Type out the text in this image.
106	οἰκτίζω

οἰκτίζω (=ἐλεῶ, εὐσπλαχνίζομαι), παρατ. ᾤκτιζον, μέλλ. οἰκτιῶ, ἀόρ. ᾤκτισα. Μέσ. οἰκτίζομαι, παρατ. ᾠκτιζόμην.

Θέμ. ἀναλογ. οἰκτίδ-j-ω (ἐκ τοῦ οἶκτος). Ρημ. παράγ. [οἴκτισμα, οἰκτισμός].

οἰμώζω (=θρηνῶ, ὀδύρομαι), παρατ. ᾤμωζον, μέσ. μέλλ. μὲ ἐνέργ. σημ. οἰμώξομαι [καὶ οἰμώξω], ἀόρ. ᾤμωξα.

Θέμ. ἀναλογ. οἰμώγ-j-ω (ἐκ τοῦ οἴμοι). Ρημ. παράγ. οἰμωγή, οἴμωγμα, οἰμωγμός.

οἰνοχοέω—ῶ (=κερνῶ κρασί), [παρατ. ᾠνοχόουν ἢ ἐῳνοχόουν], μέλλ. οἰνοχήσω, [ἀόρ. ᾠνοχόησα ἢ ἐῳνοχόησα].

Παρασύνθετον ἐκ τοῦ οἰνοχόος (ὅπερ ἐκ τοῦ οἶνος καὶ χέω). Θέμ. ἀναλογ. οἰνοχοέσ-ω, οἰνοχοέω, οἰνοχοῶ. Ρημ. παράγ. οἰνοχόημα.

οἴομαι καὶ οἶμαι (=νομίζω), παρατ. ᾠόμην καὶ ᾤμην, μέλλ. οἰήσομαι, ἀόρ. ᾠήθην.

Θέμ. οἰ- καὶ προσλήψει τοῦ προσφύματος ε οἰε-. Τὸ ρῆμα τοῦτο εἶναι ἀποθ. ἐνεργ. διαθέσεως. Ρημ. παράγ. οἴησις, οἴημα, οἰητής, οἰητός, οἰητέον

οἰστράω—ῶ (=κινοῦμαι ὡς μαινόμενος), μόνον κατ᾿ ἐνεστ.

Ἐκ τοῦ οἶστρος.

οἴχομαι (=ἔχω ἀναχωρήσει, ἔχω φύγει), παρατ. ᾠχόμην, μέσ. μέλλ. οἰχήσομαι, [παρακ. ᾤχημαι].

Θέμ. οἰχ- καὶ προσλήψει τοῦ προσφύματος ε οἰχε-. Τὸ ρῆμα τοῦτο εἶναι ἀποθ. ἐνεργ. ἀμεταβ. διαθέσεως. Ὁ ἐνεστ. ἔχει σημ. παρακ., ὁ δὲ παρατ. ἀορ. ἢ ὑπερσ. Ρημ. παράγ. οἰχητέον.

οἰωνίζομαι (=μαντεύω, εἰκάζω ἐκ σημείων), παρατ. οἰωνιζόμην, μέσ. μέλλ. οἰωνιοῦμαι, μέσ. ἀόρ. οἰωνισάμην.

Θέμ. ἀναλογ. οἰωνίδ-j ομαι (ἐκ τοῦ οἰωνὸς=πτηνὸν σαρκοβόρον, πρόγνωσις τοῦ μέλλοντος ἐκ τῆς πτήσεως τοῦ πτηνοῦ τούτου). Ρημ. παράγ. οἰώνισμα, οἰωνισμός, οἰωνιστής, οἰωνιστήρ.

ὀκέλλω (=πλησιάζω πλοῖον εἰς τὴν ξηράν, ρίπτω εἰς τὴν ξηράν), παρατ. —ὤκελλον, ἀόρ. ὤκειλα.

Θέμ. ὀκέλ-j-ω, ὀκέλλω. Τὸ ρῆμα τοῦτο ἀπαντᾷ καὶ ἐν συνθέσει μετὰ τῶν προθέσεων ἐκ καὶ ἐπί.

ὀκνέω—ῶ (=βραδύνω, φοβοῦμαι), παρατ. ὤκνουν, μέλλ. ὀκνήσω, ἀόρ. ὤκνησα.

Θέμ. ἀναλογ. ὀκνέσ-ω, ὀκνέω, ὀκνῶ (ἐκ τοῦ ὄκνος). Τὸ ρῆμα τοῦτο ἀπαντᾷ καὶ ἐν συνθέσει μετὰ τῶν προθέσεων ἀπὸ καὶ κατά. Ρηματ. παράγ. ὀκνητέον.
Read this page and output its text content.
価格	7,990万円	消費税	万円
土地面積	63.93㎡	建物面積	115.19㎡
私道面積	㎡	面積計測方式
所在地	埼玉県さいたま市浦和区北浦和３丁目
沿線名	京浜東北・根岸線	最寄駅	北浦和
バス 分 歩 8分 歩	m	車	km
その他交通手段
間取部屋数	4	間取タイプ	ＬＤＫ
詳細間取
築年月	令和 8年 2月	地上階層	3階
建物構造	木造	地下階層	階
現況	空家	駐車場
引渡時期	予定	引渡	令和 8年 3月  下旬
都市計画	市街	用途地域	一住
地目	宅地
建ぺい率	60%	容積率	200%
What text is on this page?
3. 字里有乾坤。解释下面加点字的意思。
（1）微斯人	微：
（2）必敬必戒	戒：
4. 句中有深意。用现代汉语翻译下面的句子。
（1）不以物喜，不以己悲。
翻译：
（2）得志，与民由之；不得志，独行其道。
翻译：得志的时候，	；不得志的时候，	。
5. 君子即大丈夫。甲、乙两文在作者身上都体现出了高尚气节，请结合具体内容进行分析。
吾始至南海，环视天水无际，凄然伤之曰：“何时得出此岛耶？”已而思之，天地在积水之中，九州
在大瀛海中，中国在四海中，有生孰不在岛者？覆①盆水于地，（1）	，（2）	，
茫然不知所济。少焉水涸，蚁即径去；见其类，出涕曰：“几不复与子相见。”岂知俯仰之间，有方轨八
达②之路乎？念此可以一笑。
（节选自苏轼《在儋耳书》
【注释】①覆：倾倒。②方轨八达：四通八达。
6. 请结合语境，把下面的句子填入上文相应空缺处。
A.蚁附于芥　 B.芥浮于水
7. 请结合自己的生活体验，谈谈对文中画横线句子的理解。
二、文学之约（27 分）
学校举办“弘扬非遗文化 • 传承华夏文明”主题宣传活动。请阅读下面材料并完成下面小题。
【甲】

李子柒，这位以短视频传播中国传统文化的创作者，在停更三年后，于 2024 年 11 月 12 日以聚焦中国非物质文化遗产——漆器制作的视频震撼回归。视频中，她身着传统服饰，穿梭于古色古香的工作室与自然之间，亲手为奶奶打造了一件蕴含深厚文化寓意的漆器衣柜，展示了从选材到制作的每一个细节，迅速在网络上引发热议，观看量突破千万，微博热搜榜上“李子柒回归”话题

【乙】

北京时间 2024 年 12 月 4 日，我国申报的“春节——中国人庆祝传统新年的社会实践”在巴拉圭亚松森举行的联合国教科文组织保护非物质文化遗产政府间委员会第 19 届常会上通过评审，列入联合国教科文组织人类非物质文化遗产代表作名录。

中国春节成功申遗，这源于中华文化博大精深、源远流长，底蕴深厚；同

··········

### OBJECTIVE
Reproduce the entries above in full by retyping them exactly.

### FINISHED EXERCISE
Type out the text in this image.
106	οἰκτίζω

οἰκτίζω (=ἐλεῶ, εὐσπλαχνίζομαι), παρατ. ᾤκτιζον, μέλλ. οἰκτιῶ, ἀόρ. ᾤκτισα. Μέσ. οἰκτίζομαι, παρατ. ᾠκτιζόμην.

Θέμ. ἀναλογ. οἰκτίδ-j-ω (ἐκ τοῦ οἶκτος). Ρημ. παράγ. [οἴκτισμα, οἰκτισμός].

οἰμώζω (=θρηνῶ, ὀδύρομαι), παρατ. ᾤμωζον, μέσ. μέλλ. μὲ ἐνέργ. σημ. οἰμώξομαι [καὶ οἰμώξω], ἀόρ. ᾤμωξα.

Θέμ. ἀναλογ. οἰμώγ-j-ω (ἐκ τοῦ οἴμοι). Ρημ. παράγ. οἰμωγή, οἴμωγμα, οἰμωγμός.

οἰνοχοέω—ῶ (=κερνῶ κρασί), [παρατ. ᾠνοχόουν ἢ ἐῳνοχόουν], μέλλ. οἰνοχήσω, [ἀόρ. ᾠνοχόησα ἢ ἐῳνοχόησα].

Παρασύνθετον ἐκ τοῦ οἰνοχόος (ὅπερ ἐκ τοῦ οἶνος καὶ χέω). Θέμ. ἀναλογ. οἰνοχοέσ-ω, οἰνοχοέω, οἰνοχοῶ. Ρημ. παράγ. οἰνοχόημα.

οἴομαι καὶ οἶμαι (=νομίζω), παρατ. ᾠόμην καὶ ᾤμην, μέλλ. οἰήσομαι, ἀόρ. ᾠήθην.

Θέμ. οἰ- καὶ προσλήψει τοῦ προσφύματος ε οἰε-. Τὸ ρῆμα τοῦτο εἶναι ἀποθ. ἐνεργ. διαθέσεως. Ρημ. παράγ. οἴησις, οἴημα, οἰητής, οἰητός, οἰητέον

οἰστράω—ῶ (=κινοῦμαι ὡς μαινόμενος), μόνον κατ᾿ ἐνεστ.

Ἐκ τοῦ οἶστρος.

οἴχομαι (=ἔχω ἀναχωρήσει, ἔχω φύγει), παρατ. ᾠχόμην, μέσ. μέλλ. οἰχήσομαι, [παρακ. ᾤχημαι].

Θέμ. οἰχ- καὶ προσλήψει τοῦ προσφύματος ε οἰχε-. Τὸ ρῆμα τοῦτο εἶναι ἀποθ. ἐνεργ. ἀμεταβ. διαθέσεως. Ὁ ἐνεστ. ἔχει σημ. παρακ., ὁ δὲ παρατ. ἀορ. ἢ ὑπερσ. Ρημ. παράγ. οἰχητέον.

οἰωνίζομαι (=μαντεύω, εἰκάζω ἐκ σημείων), παρατ. οἰωνιζόμην, μέσ. μέλλ. οἰωνιοῦμαι, μέσ. ἀόρ. οἰωνισάμην.

Θέμ. ἀναλογ. οἰωνίδ-j ομαι (ἐκ τοῦ οἰωνὸς=πτηνὸν σαρκοβόρον, πρόγνωσις τοῦ μέλλοντος ἐκ τῆς πτήσεως τοῦ πτηνοῦ τούτου). Ρημ. παράγ. οἰώνισμα, οἰωνισμός, οἰωνιστής, οἰωνιστήρ.

ὀκέλλω (=πλησιάζω πλοῖον εἰς τὴν ξηράν, ρίπτω εἰς τὴν ξηράν), παρατ. —ὤκελλον, ἀόρ. ὤκειλα.

Θέμ. ὀκέλ-j-ω, ὀκέλλω. Τὸ ρῆμα τοῦτο ἀπαντᾷ καὶ ἐν συνθέσει μετὰ τῶν προθέσεων ἐκ καὶ ἐπί.

ὀκνέω—ῶ (=βραδύνω, φοβοῦμαι), παρατ. ὤκνουν, μέλλ. ὀκνήσω, ἀόρ. ὤκνησα.

Θέμ. ἀναλογ. ὀκνέσ-ω, ὀκνέω, ὀκνῶ (ἐκ τοῦ ὄκνος). Τὸ ρῆμα τοῦτο ἀπαντᾷ καὶ ἐν συνθέσει μετὰ τῶν προθέσεων ἀπὸ καὶ κατά. Ρηματ. παράγ. ὀκνητέον.
Read this page and output its text content.
価格	7,990万円	消費税	万円
土地面積	63.93㎡	建物面積	115.19㎡
私道面積	㎡	面積計測方式
所在地	埼玉県さいたま市浦和区北浦和３丁目
沿線名	京浜東北・根岸線	最寄駅	北浦和
バス 分 歩 8分 歩	m	車	km
その他交通手段
間取部屋数	4	間取タイプ	ＬＤＫ
詳細間取
築年月	令和 8年 2月	地上階層	3階
建物構造	木造	地下階層	階
現況	空家	駐車場
引渡時期	予定	引渡	令和 8年 3月  下旬
都市計画	市街	用途地域	一住
地目	宅地
建ぺい率	60%	容積率	200%
What text is on this page?
3. 字里有乾坤。解释下面加点字的意思。
（1）微斯人	微：
（2）必敬必戒	戒：
4. 句中有深意。用现代汉语翻译下面的句子。
（1）不以物喜，不以己悲。
翻译：
（2）得志，与民由之；不得志，独行其道。
翻译：得志的时候，	；不得志的时候，	。
5. 君子即大丈夫。甲、乙两文在作者身上都体现出了高尚气节，请结合具体内容进行分析。
吾始至南海，环视天水无际，凄然伤之曰：“何时得出此岛耶？”已而思之，天地在积水之中，九州
在大瀛海中，中国在四海中，有生孰不在岛者？覆①盆水于地，（1）	，（2）	，
茫然不知所济。少焉水涸，蚁即径去；见其类，出涕曰：“几不复与子相见。”岂知俯仰之间，有方轨八
达②之路乎？念此可以一笑。
（节选自苏轼《在儋耳书》
【注释】①覆：倾倒。②方轨八达：四通八达。
6. 请结合语境，把下面的句子填入上文相应空缺处。
A.蚁附于芥　 B.芥浮于水
7. 请结合自己的生活体验，谈谈对文中画横线句子的理解。
二、文学之约（27 分）
学校举办“弘扬非遗文化 • 传承华夏文明”主题宣传活动。请阅读下面材料并完成下面小题。
【甲】

李子柒，这位以短视频传播中国传统文化的创作者，在停更三年后，于 2024 年 11 月 12 日以聚焦中国非物质文化遗产——漆器制作的视频震撼回归。视频中，她身着传统服饰，穿梭于古色古香的工作室与自然之间，亲手为奶奶打造了一件蕴含深厚文化寓意的漆器衣柜，展示了从选材到制作的每一个细节，迅速在网络上引发热议，观看量突破千万，微博热搜榜上“李子柒回归”话题

【乙】

北京时间 2024 年 12 月 4 日，我国申报的“春节——中国人庆祝传统新年的社会实践”在巴拉圭亚松森举行的联合国教科文组织保护非物质文化遗产政府间委员会第 19 届常会上通过评审，列入联合国教科文组织人类非物质文化遗产代表作名录。

中国春节成功申遗，这源于中华文化博大精深、源远流长，底蕴深厚；同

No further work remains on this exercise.